Look through the data and write out every line with the word "الشريف" in it.

(Stored dataset items)
START
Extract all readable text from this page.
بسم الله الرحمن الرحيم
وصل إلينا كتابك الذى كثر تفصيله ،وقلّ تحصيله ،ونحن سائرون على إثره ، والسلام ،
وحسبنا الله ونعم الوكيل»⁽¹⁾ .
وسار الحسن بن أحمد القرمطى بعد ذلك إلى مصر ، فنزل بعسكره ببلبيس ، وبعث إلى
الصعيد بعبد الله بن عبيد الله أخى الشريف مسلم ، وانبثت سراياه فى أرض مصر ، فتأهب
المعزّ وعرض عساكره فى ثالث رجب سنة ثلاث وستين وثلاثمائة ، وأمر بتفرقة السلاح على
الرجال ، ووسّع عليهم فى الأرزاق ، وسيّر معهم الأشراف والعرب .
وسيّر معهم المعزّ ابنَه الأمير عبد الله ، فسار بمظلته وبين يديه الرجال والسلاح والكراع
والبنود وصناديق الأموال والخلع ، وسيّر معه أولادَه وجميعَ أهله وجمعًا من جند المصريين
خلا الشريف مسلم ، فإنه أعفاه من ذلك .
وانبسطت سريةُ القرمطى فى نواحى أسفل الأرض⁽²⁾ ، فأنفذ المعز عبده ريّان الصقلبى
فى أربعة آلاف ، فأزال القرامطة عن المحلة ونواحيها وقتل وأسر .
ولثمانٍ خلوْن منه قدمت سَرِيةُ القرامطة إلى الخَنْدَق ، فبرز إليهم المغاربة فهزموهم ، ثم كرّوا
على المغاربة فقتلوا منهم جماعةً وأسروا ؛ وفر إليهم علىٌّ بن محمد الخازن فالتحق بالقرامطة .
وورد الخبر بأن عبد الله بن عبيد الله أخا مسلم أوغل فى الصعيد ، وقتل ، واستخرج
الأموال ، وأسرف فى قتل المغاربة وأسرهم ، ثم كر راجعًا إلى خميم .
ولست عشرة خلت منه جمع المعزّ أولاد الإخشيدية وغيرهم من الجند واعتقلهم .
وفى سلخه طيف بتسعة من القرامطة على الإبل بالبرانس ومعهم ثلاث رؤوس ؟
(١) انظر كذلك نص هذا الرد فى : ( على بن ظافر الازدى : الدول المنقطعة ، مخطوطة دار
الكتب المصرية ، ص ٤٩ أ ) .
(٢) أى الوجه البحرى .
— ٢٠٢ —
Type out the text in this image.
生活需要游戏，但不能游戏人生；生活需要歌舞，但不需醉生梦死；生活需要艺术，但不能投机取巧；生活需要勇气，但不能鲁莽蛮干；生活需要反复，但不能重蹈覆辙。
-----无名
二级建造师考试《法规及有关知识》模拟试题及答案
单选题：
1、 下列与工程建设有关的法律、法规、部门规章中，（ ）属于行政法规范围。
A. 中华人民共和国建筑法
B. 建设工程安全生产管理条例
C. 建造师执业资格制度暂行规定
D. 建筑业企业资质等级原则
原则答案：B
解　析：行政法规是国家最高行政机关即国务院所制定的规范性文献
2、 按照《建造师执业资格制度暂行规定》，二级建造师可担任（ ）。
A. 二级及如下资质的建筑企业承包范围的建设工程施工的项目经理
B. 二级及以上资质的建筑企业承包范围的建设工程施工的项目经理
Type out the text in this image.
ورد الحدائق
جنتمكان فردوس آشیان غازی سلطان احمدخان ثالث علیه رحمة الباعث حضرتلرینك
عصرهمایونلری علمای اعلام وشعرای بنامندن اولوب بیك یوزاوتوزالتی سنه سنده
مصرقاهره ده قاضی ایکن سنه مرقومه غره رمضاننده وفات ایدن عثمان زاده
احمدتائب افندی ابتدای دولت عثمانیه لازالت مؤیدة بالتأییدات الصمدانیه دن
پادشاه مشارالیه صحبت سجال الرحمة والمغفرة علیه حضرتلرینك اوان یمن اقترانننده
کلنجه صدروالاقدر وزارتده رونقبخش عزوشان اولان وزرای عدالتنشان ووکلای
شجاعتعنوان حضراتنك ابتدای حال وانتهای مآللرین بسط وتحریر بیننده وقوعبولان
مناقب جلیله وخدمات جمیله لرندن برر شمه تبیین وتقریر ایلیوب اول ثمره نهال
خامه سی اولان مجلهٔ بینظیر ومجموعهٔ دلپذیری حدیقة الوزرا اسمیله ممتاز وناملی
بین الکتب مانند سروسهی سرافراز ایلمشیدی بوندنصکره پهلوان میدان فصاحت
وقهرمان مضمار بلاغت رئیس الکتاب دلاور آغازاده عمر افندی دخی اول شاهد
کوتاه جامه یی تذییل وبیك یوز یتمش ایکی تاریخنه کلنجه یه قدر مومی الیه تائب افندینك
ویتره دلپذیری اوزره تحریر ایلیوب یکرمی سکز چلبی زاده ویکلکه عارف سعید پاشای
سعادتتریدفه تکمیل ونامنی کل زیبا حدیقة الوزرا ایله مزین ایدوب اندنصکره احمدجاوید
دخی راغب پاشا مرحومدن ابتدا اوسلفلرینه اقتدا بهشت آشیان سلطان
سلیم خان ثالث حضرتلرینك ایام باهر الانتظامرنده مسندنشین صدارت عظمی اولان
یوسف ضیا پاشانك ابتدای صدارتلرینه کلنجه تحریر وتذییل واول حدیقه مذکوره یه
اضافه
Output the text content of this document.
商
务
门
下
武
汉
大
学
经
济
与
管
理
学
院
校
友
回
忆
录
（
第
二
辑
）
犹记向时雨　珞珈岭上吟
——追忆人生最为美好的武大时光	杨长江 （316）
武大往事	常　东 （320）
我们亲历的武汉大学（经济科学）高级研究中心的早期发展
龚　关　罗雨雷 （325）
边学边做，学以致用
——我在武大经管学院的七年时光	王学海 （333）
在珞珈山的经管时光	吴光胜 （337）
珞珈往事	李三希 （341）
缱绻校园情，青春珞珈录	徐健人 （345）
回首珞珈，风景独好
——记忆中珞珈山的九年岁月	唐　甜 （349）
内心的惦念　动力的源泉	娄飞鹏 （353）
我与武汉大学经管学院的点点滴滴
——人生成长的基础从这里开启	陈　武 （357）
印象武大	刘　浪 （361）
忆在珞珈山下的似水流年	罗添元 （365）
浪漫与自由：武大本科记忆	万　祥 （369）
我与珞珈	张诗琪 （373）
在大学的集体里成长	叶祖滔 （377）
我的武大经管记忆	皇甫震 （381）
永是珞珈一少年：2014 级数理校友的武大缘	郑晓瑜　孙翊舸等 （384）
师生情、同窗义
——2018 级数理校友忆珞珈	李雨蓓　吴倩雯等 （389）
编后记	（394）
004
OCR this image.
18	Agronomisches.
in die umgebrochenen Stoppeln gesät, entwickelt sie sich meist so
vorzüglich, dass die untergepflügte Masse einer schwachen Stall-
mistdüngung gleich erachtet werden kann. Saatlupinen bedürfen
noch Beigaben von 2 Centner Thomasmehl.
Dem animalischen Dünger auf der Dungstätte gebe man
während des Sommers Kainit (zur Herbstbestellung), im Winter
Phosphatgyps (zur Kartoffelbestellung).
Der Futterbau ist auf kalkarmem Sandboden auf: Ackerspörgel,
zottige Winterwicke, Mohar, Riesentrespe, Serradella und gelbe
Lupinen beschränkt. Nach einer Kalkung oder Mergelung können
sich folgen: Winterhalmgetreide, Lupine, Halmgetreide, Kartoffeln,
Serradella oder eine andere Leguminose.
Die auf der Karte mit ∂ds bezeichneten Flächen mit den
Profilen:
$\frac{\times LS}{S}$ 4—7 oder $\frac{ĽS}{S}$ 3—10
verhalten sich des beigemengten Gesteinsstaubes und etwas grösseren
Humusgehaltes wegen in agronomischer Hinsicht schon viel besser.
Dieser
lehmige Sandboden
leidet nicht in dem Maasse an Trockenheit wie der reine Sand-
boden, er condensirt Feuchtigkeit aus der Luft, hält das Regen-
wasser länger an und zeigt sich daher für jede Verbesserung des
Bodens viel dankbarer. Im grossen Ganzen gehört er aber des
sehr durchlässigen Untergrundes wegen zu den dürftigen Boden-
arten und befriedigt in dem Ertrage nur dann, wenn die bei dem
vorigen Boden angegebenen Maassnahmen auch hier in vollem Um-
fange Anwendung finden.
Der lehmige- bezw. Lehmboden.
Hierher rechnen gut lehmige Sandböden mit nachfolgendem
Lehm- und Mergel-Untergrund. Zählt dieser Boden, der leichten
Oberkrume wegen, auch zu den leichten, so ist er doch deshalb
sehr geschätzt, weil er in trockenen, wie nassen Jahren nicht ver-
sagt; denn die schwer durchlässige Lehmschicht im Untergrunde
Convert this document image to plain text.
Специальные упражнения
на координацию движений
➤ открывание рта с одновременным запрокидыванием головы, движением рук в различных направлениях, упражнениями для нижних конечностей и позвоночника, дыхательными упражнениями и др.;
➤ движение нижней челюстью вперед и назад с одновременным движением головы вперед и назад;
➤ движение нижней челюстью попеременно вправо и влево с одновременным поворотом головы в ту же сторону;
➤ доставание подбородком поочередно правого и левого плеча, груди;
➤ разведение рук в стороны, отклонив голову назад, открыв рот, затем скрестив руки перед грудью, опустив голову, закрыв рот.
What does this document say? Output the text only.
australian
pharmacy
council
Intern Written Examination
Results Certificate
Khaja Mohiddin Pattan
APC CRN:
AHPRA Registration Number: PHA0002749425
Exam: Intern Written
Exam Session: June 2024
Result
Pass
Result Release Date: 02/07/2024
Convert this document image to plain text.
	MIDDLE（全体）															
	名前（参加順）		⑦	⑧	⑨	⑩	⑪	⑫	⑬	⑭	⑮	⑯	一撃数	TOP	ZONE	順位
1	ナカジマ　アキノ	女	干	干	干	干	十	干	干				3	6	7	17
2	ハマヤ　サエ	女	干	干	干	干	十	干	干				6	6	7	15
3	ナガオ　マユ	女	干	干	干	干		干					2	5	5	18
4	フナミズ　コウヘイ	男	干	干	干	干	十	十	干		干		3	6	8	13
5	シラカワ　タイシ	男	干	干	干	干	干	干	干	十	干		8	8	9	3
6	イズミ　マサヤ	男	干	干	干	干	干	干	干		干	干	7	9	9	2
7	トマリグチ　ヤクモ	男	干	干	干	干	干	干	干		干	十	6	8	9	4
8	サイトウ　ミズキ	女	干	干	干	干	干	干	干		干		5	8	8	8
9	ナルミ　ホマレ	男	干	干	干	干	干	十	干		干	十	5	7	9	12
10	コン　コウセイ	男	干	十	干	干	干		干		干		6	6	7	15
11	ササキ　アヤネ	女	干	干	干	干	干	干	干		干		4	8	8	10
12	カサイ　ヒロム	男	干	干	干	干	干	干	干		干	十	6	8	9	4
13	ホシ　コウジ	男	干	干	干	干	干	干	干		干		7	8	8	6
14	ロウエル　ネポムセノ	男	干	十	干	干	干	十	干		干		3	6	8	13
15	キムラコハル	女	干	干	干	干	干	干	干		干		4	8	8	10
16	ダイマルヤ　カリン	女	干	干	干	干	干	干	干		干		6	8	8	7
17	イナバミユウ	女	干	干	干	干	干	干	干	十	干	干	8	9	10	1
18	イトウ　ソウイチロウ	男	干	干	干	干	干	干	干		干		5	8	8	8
END
WRITTEN ANSWER:
الصعيد بعبد الله بن عبيد الله أخى الشريف مسلم ، وانبثت سراياه فى أرض مصر ، فتأهب
خلا الشريف مسلم ، فإنه أعفاه من ذلك .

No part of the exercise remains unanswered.